▶ **WHAT TO WORK ON**
Could you copy every line from the material below in which "these" appears?

═══

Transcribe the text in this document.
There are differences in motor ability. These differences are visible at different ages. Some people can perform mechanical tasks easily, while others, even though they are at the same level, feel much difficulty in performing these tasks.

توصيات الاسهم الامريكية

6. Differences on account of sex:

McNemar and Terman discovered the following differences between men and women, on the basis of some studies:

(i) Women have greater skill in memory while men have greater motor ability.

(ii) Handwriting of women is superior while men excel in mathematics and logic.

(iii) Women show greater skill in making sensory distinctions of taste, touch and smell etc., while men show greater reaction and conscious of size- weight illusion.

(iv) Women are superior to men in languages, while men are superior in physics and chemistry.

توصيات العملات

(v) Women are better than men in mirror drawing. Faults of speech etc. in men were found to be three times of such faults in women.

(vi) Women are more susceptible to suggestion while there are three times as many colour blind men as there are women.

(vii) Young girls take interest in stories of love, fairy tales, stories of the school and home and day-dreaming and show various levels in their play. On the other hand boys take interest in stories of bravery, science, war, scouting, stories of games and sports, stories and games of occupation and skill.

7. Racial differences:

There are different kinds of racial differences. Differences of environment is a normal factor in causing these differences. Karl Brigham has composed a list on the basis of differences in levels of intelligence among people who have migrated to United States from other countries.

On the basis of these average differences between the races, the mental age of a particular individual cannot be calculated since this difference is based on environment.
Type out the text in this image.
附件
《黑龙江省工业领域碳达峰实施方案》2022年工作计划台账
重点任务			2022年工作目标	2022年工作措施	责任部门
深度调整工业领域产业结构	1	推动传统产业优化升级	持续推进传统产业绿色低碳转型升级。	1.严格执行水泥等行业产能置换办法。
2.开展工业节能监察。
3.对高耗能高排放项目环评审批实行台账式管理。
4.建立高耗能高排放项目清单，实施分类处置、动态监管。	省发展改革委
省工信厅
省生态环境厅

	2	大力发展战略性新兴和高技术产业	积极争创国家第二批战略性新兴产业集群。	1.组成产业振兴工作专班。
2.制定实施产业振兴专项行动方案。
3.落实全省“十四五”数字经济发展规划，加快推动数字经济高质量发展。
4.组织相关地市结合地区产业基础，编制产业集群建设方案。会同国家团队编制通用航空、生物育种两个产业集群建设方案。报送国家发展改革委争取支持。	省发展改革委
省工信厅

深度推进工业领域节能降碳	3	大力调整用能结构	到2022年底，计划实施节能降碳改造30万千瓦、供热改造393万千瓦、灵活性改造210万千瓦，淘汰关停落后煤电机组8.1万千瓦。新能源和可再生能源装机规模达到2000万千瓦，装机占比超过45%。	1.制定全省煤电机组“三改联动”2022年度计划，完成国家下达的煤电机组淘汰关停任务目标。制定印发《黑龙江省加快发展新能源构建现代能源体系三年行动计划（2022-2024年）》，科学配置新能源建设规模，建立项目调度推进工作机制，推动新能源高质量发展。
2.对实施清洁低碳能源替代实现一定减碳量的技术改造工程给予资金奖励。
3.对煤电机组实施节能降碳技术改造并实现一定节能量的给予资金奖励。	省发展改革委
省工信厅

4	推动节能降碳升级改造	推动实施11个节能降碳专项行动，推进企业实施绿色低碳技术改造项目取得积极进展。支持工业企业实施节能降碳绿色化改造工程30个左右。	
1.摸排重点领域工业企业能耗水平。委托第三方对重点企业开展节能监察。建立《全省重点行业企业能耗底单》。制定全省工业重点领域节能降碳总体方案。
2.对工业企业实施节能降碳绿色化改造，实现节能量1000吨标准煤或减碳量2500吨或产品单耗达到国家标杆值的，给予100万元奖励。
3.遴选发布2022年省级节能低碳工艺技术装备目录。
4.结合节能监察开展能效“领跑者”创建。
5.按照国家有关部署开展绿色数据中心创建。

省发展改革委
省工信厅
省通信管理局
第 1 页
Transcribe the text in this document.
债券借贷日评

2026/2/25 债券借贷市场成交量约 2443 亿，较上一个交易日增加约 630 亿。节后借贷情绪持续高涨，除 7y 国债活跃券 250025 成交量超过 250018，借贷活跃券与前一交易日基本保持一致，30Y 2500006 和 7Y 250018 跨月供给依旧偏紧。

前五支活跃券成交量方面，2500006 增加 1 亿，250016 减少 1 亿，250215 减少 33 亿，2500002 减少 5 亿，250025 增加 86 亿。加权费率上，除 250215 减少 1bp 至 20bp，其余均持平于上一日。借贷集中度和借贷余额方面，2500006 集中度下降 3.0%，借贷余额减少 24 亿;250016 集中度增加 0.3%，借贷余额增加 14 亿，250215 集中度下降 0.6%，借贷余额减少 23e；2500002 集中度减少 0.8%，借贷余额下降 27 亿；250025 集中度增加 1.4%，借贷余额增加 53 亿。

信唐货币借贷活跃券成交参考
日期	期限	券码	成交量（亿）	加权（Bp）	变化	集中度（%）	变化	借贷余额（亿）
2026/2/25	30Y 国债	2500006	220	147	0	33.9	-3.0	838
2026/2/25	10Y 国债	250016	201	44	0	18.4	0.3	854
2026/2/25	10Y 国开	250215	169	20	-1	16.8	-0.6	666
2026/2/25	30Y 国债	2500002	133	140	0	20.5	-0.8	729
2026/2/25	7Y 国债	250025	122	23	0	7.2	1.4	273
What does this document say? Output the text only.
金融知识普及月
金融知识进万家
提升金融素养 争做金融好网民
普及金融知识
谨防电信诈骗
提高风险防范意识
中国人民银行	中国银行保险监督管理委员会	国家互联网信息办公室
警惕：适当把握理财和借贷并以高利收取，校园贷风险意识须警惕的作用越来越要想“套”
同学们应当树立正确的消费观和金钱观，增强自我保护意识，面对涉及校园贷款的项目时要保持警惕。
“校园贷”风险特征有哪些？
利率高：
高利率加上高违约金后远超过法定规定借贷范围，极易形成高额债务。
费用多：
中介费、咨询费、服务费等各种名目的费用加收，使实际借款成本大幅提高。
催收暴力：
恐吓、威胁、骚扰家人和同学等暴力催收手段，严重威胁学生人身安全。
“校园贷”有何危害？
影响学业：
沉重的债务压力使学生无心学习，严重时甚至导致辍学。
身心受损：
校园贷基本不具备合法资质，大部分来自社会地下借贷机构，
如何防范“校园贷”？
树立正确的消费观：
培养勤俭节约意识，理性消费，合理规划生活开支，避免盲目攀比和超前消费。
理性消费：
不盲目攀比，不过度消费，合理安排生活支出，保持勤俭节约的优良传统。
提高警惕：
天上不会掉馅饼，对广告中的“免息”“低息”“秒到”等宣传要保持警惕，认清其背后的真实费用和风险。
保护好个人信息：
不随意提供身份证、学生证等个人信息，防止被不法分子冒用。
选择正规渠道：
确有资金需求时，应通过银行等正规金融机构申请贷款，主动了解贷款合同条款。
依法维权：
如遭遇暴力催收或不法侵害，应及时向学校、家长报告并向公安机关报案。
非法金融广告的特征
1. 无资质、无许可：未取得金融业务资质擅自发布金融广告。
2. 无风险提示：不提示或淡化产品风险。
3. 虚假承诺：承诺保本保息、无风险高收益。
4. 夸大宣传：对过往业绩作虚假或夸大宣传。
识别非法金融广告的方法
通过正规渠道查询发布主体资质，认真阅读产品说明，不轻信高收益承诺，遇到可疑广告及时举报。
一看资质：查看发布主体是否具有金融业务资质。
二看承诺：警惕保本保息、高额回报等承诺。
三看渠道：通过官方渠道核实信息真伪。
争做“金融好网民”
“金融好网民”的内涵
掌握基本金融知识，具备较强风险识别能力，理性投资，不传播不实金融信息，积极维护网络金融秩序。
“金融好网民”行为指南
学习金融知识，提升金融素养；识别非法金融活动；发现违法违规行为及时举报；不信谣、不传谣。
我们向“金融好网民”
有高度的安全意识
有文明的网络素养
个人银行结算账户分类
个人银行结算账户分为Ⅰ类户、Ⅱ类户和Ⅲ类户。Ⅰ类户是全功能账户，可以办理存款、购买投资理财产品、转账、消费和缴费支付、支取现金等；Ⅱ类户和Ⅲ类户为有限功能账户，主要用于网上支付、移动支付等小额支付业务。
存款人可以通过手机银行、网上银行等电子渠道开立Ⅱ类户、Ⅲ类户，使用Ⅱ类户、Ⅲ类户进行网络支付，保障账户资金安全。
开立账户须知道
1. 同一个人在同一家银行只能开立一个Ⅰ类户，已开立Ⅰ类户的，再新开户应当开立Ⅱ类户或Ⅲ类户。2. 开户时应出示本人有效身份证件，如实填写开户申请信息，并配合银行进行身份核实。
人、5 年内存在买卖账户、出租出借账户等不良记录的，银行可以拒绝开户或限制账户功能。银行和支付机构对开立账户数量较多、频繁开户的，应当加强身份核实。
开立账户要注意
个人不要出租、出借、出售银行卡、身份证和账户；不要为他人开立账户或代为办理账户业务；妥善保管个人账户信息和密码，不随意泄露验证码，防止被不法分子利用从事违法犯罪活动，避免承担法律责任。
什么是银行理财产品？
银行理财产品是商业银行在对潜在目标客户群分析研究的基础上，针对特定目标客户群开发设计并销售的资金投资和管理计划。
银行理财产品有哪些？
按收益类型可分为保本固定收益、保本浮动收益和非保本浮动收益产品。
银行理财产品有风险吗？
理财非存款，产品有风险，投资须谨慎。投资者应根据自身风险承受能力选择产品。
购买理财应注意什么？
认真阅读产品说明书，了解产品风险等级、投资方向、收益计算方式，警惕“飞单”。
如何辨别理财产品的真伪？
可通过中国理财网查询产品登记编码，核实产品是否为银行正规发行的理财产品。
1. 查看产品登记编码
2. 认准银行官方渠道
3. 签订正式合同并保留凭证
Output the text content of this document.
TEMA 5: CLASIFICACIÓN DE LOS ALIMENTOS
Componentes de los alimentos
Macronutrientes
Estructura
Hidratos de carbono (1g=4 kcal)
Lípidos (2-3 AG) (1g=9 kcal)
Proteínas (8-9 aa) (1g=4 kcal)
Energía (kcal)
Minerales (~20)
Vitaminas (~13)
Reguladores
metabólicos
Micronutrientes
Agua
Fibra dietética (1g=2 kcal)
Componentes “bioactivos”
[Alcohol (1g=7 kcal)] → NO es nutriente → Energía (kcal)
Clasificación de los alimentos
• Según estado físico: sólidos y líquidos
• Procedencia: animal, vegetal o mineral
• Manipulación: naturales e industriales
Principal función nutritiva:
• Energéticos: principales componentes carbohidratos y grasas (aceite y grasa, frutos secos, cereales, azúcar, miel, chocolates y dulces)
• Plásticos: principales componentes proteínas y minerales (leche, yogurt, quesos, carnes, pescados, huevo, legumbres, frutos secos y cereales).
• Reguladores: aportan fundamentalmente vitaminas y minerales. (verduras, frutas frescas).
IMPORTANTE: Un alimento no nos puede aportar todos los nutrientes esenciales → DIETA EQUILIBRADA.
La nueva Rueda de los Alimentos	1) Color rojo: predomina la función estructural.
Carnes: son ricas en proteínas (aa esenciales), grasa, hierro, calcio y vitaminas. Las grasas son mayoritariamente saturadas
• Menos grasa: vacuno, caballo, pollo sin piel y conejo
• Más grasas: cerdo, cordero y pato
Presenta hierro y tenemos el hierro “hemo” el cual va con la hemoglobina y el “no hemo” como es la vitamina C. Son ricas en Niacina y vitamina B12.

═══

▶ **RESULT OF THE TASK**
There are differences in motor ability. These differences are visible at different ages. Some people can perform mechanical tasks easily, while others, even though they are at the same level, feel much difficulty in performing these tasks.
There are different kinds of racial differences. Differences of environment is a normal factor in causing these differences. Karl Brigham has composed a list on the basis of differences in levels of intelligence among people who have migrated to United States from other countries.
On the basis of these average differences between the races, the mental age of a particular individual cannot be calculated since this difference is based on environment.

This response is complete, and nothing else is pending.